━━━ Stored records
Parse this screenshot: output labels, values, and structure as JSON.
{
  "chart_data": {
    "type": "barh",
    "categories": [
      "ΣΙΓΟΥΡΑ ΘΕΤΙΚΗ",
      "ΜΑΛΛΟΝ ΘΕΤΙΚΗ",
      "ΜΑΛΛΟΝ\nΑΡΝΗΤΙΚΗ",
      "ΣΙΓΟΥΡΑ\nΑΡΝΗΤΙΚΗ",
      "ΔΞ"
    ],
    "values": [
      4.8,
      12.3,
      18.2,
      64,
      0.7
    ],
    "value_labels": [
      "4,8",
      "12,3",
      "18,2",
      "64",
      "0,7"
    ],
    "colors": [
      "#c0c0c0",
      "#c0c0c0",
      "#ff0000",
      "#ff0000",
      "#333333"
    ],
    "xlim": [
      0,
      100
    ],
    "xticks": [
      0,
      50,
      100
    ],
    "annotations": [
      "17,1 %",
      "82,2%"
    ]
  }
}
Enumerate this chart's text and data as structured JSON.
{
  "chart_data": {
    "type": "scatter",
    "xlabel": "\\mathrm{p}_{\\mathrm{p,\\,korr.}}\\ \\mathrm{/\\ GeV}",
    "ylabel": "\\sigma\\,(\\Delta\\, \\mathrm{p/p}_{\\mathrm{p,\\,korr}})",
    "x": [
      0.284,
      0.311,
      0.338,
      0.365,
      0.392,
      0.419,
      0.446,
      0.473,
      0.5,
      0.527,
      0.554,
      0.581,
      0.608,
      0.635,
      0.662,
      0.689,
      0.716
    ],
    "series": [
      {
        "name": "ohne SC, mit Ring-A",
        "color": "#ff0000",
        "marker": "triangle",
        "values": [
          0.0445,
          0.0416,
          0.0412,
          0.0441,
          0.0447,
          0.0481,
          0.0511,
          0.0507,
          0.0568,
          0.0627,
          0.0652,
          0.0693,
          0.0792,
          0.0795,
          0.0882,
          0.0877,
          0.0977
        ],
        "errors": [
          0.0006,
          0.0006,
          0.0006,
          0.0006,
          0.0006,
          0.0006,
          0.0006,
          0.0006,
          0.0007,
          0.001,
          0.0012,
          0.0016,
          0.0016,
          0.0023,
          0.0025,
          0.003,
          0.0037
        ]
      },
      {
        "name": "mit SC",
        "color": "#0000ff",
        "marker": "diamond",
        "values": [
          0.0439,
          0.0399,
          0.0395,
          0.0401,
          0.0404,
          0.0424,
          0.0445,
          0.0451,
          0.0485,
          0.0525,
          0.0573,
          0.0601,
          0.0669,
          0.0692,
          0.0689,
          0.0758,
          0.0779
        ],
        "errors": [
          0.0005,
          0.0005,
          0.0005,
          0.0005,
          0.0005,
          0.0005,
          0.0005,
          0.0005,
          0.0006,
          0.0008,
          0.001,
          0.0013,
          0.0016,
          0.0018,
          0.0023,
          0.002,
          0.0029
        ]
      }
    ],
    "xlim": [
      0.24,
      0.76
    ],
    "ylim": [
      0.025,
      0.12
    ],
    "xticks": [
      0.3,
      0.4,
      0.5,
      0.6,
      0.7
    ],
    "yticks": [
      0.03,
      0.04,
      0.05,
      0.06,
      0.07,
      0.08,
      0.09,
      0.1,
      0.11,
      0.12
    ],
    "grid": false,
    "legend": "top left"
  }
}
━━━━━━
Write out the entire listing exactly.

Parse this screenshot: output labels, values, and structure as JSON.
{
  "chart_data": {
    "type": "barh",
    "categories": [
      "ΣΙΓΟΥΡΑ ΘΕΤΙΚΗ",
      "ΜΑΛΛΟΝ ΘΕΤΙΚΗ",
      "ΜΑΛΛΟΝ\nΑΡΝΗΤΙΚΗ",
      "ΣΙΓΟΥΡΑ\nΑΡΝΗΤΙΚΗ",
      "ΔΞ"
    ],
    "values": [
      4.8,
      12.3,
      18.2,
      64,
      0.7
    ],
    "value_labels": [
      "4,8",
      "12,3",
      "18,2",
      "64",
      "0,7"
    ],
    "colors": [
      "#c0c0c0",
      "#c0c0c0",
      "#ff0000",
      "#ff0000",
      "#333333"
    ],
    "xlim": [
      0,
      100
    ],
    "xticks": [
      0,
      50,
      100
    ],
    "annotations": [
      "17,1 %",
      "82,2%"
    ]
  }
}
Enumerate this chart's text and data as structured JSON.
{
  "chart_data": {
    "type": "scatter",
    "xlabel": "\\mathrm{p}_{\\mathrm{p,\\,korr.}}\\ \\mathrm{/\\ GeV}",
    "ylabel": "\\sigma\\,(\\Delta\\, \\mathrm{p/p}_{\\mathrm{p,\\,korr}})",
    "x": [
      0.284,
      0.311,
      0.338,
      0.365,
      0.392,
      0.419,
      0.446,
      0.473,
      0.5,
      0.527,
      0.554,
      0.581,
      0.608,
      0.635,
      0.662,
      0.689,
      0.716
    ],
    "series": [
      {
        "name": "ohne SC, mit Ring-A",
        "color": "#ff0000",
        "marker": "triangle",
        "values": [
          0.0445,
          0.0416,
          0.0412,
          0.0441,
          0.0447,
          0.0481,
          0.0511,
          0.0507,
          0.0568,
          0.0627,
          0.0652,
          0.0693,
          0.0792,
          0.0795,
          0.0882,
          0.0877,
          0.0977
        ],
        "errors": [
          0.0006,
          0.0006,
          0.0006,
          0.0006,
          0.0006,
          0.0006,
          0.0006,
          0.0006,
          0.0007,
          0.001,
          0.0012,
          0.0016,
          0.0016,
          0.0023,
          0.0025,
          0.003,
          0.0037
        ]
      },
      {
        "name": "mit SC",
        "color": "#0000ff",
        "marker": "diamond",
        "values": [
          0.0439,
          0.0399,
          0.0395,
          0.0401,
          0.0404,
          0.0424,
          0.0445,
          0.0451,
          0.0485,
          0.0525,
          0.0573,
          0.0601,
          0.0669,
          0.0692,
          0.0689,
          0.0758,
          0.0779
        ],
        "errors": [
          0.0005,
          0.0005,
          0.0005,
          0.0005,
          0.0005,
          0.0005,
          0.0005,
          0.0005,
          0.0006,
          0.0008,
          0.001,
          0.0013,
          0.0016,
          0.0018,
          0.0023,
          0.002,
          0.0029
        ]
      }
    ],
    "xlim": [
      0.24,
      0.76
    ],
    "ylim": [
      0.025,
      0.12
    ],
    "xticks": [
      0.3,
      0.4,
      0.5,
      0.6,
      0.7
    ],
    "yticks": [
      0.03,
      0.04,
      0.05,
      0.06,
      0.07,
      0.08,
      0.09,
      0.1,
      0.11,
      0.12
    ],
    "grid": false,
    "legend": "top left"
  }
}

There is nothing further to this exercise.